Using the data below, determine the number of lines that include the string "this". Write only that number.

::: RECORDS PROVIDED :::

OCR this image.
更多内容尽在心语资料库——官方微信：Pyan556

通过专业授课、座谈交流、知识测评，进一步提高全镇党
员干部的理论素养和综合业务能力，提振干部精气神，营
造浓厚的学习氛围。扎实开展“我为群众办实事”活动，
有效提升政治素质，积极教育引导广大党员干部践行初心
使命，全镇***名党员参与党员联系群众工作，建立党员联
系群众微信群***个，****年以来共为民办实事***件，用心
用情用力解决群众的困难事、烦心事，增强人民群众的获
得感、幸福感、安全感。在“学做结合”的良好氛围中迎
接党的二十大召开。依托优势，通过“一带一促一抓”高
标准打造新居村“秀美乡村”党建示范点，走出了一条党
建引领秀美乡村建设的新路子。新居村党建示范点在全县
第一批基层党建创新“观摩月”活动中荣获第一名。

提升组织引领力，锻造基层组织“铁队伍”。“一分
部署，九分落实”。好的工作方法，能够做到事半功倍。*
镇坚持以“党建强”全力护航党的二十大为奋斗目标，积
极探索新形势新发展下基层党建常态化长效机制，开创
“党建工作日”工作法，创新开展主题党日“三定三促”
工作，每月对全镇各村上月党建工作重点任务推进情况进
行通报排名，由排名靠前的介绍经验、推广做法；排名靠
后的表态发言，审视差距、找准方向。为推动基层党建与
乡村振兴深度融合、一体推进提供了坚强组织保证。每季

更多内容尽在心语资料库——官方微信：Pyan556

:::
::: RECORDS PROVIDED :::

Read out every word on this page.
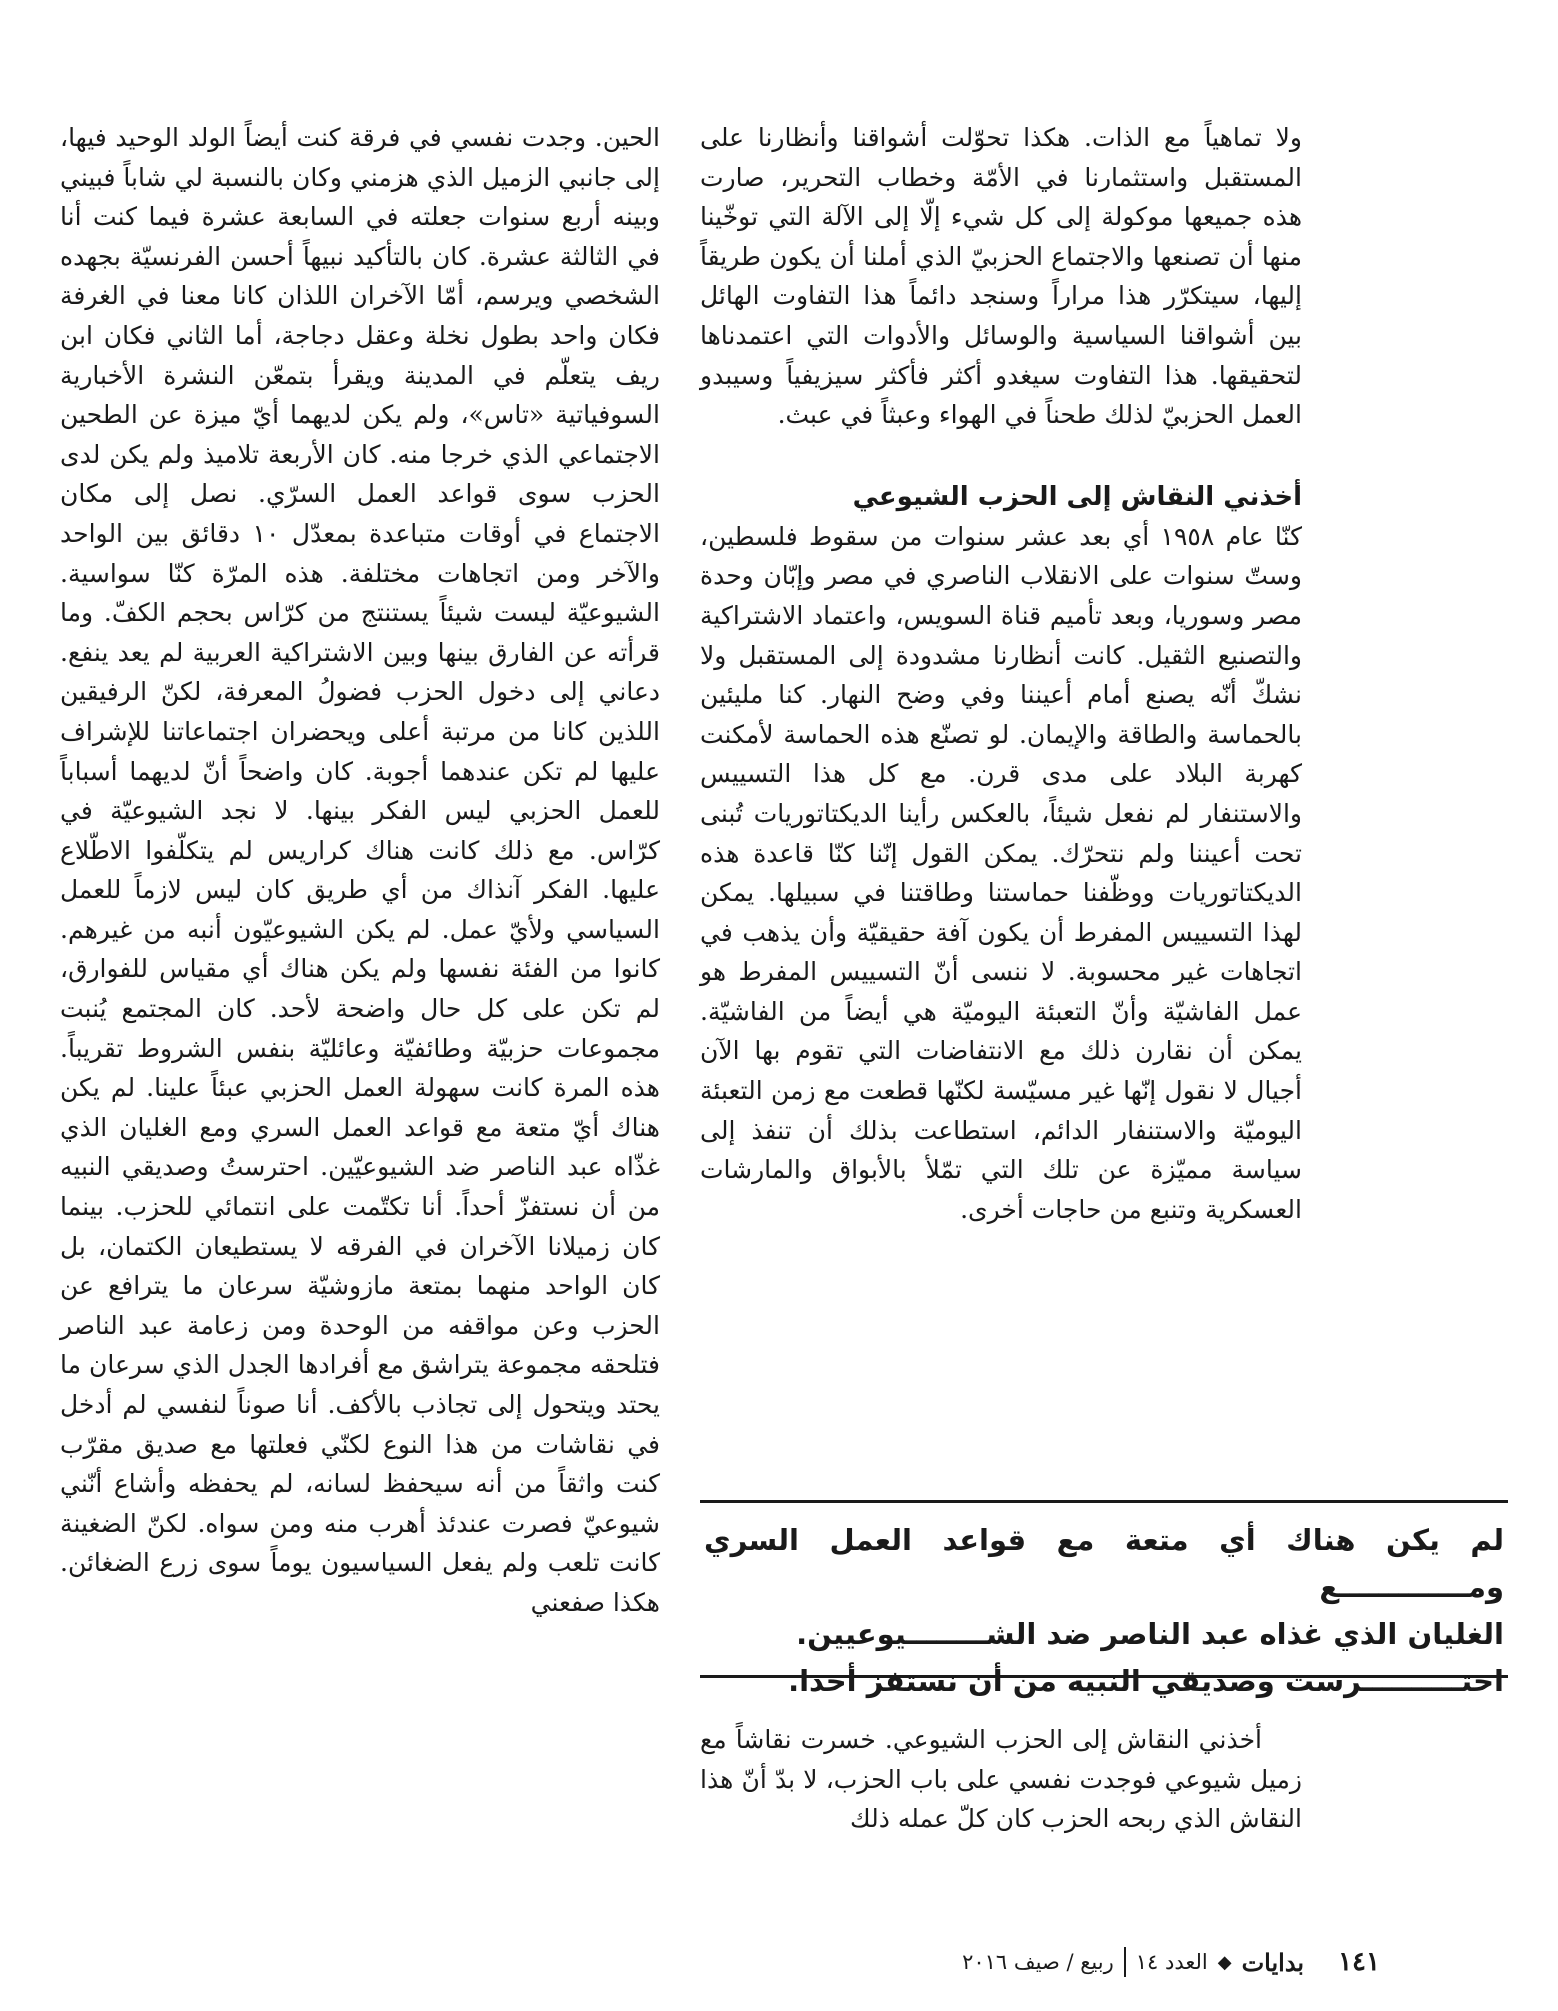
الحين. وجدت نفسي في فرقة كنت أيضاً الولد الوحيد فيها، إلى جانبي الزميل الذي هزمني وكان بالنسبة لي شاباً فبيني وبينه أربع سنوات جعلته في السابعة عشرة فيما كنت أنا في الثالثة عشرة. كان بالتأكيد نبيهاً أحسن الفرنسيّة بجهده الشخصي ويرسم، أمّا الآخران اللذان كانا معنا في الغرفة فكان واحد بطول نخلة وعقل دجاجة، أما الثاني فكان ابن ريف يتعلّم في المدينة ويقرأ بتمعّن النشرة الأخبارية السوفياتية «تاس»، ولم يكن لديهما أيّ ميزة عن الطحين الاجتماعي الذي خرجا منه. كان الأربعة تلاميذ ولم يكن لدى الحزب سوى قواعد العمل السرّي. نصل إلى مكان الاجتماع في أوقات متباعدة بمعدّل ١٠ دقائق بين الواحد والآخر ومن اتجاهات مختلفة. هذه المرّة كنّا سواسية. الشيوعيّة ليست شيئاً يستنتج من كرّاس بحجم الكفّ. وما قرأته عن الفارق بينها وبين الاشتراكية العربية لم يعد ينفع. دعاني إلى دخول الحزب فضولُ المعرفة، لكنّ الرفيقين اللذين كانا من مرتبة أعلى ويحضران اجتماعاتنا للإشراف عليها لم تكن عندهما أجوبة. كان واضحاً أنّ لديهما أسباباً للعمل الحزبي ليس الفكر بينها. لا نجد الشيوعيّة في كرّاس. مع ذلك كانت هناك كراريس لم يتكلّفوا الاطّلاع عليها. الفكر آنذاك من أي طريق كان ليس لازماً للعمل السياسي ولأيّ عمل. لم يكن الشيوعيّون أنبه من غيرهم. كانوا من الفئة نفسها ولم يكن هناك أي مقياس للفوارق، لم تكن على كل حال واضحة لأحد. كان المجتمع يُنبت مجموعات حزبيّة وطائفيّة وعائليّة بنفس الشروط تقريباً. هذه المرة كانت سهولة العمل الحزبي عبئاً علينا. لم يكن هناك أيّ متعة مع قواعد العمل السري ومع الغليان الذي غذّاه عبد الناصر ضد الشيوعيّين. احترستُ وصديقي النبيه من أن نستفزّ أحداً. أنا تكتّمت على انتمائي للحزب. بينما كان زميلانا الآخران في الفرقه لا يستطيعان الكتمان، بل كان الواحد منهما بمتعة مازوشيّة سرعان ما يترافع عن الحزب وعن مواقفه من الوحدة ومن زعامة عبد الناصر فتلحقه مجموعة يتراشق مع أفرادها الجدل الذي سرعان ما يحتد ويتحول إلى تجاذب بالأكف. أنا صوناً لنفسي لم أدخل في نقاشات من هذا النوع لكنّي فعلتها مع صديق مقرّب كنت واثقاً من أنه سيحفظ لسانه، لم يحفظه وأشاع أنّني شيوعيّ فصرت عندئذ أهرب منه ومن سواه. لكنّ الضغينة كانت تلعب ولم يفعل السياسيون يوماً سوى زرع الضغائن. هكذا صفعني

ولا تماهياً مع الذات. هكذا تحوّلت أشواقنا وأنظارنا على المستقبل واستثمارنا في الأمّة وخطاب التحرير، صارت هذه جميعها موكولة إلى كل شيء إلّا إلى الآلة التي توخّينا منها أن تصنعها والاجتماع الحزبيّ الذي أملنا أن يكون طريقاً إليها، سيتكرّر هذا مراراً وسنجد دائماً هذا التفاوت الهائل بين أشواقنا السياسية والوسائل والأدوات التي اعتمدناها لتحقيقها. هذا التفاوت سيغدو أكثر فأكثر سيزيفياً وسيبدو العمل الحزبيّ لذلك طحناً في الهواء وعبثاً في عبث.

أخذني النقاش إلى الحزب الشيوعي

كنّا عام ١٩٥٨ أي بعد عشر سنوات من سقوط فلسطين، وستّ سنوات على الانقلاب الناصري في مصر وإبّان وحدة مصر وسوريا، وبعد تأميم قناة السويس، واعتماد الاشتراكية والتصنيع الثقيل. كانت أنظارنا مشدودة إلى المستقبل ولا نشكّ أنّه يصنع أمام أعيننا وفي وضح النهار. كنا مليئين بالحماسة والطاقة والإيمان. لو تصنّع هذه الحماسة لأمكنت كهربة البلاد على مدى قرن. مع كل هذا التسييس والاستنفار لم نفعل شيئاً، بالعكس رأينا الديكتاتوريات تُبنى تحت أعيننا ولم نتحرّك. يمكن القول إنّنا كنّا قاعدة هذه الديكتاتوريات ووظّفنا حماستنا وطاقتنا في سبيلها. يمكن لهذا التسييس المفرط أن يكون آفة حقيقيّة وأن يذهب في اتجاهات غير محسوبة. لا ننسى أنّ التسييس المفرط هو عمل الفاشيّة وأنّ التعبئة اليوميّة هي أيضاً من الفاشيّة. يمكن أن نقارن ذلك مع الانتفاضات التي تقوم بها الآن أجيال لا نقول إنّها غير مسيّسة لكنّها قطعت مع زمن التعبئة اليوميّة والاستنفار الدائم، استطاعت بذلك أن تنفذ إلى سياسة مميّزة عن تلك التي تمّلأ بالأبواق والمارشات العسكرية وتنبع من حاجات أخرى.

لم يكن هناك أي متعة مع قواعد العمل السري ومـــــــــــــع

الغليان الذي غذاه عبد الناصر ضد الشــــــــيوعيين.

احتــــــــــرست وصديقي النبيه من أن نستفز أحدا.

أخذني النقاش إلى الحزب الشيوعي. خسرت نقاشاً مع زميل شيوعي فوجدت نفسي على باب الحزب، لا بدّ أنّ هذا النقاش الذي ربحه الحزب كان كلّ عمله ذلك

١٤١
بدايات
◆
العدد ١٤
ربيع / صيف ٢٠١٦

:::

**COMPLETE ANSWER**
2